Skip the pictures and repeat each line of the data exactly.
##########
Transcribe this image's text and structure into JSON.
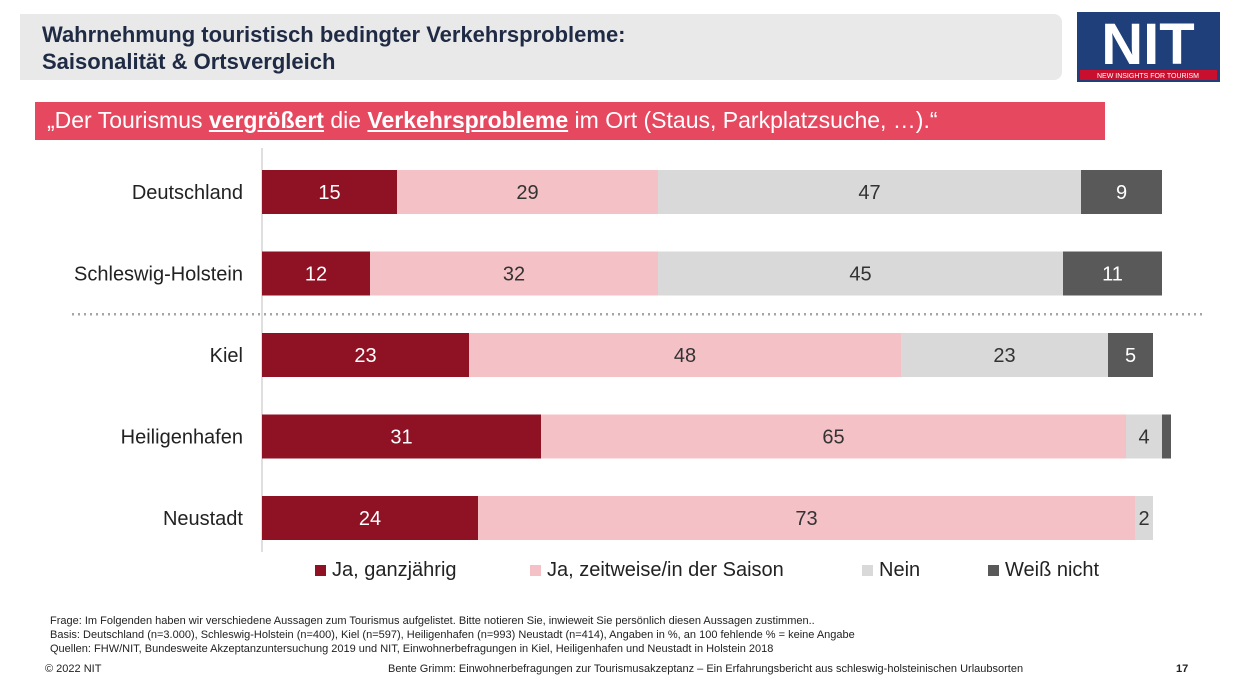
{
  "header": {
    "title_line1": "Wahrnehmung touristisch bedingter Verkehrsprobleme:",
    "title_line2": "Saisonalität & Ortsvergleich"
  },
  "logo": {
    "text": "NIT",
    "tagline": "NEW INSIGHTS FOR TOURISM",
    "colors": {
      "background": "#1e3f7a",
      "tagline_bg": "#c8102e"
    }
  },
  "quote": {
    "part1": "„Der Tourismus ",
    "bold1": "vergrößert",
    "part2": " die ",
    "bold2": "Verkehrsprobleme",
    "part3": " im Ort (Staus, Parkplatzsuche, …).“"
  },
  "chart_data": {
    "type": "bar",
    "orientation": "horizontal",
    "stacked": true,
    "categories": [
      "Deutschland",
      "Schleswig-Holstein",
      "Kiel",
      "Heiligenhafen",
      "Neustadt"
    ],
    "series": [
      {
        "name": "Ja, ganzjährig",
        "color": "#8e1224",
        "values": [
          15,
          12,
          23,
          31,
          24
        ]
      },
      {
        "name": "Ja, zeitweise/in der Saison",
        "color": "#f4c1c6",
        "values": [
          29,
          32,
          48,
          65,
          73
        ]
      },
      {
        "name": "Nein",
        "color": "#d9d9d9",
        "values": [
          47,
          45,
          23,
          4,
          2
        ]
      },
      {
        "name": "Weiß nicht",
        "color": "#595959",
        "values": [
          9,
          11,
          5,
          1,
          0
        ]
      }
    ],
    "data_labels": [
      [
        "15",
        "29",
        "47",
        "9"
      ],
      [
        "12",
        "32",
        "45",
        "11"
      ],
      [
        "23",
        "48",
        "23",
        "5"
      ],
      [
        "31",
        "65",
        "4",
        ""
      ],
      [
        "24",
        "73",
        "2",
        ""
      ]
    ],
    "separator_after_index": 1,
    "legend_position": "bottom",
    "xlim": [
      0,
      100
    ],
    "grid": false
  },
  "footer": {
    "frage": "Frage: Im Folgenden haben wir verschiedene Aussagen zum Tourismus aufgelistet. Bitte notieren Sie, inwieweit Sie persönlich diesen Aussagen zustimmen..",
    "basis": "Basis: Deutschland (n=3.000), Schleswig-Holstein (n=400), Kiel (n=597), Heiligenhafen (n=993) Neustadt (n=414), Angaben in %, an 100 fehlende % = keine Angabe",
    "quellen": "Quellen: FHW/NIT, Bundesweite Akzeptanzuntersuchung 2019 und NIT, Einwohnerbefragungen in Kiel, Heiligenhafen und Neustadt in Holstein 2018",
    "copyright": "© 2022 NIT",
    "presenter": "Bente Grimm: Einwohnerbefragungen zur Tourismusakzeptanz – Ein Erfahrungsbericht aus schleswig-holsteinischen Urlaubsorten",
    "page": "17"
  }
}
##########
FULL ANSWER.
Transcribe this image's text and structure into JSON.
{
  "header": {
    "title_line1": "Wahrnehmung touristisch bedingter Verkehrsprobleme:",
    "title_line2": "Saisonalität & Ortsvergleich"
  },
  "logo": {
    "text": "NIT",
    "tagline": "NEW INSIGHTS FOR TOURISM",
    "colors": {
      "background": "#1e3f7a",
      "tagline_bg": "#c8102e"
    }
  },
  "quote": {
    "part1": "„Der Tourismus ",
    "bold1": "vergrößert",
    "part2": " die ",
    "bold2": "Verkehrsprobleme",
    "part3": " im Ort (Staus, Parkplatzsuche, …).“"
  },
  "chart_data": {
    "type": "bar",
    "orientation": "horizontal",
    "stacked": true,
    "categories": [
      "Deutschland",
      "Schleswig-Holstein",
      "Kiel",
      "Heiligenhafen",
      "Neustadt"
    ],
    "series": [
      {
        "name": "Ja, ganzjährig",
        "color": "#8e1224",
        "values": [
          15,
          12,
          23,
          31,
          24
        ]
      },
      {
        "name": "Ja, zeitweise/in der Saison",
        "color": "#f4c1c6",
        "values": [
          29,
          32,
          48,
          65,
          73
        ]
      },
      {
        "name": "Nein",
        "color": "#d9d9d9",
        "values": [
          47,
          45,
          23,
          4,
          2
        ]
      },
      {
        "name": "Weiß nicht",
        "color": "#595959",
        "values": [
          9,
          11,
          5,
          1,
          0
        ]
      }
    ],
    "data_labels": [
      [
        "15",
        "29",
        "47",
        "9"
      ],
      [
        "12",
        "32",
        "45",
        "11"
      ],
      [
        "23",
        "48",
        "23",
        "5"
      ],
      [
        "31",
        "65",
        "4",
        ""
      ],
      [
        "24",
        "73",
        "2",
        ""
      ]
    ],
    "separator_after_index": 1,
    "legend_position": "bottom",
    "xlim": [
      0,
      100
    ],
    "grid": false
  },
  "footer": {
    "frage": "Frage: Im Folgenden haben wir verschiedene Aussagen zum Tourismus aufgelistet. Bitte notieren Sie, inwieweit Sie persönlich diesen Aussagen zustimmen..",
    "basis": "Basis: Deutschland (n=3.000), Schleswig-Holstein (n=400), Kiel (n=597), Heiligenhafen (n=993) Neustadt (n=414), Angaben in %, an 100 fehlende % = keine Angabe",
    "quellen": "Quellen: FHW/NIT, Bundesweite Akzeptanzuntersuchung 2019 und NIT, Einwohnerbefragungen in Kiel, Heiligenhafen und Neustadt in Holstein 2018",
    "copyright": "© 2022 NIT",
    "presenter": "Bente Grimm: Einwohnerbefragungen zur Tourismusakzeptanz – Ein Erfahrungsbericht aus schleswig-holsteinischen Urlaubsorten",
    "page": "17"
  }
}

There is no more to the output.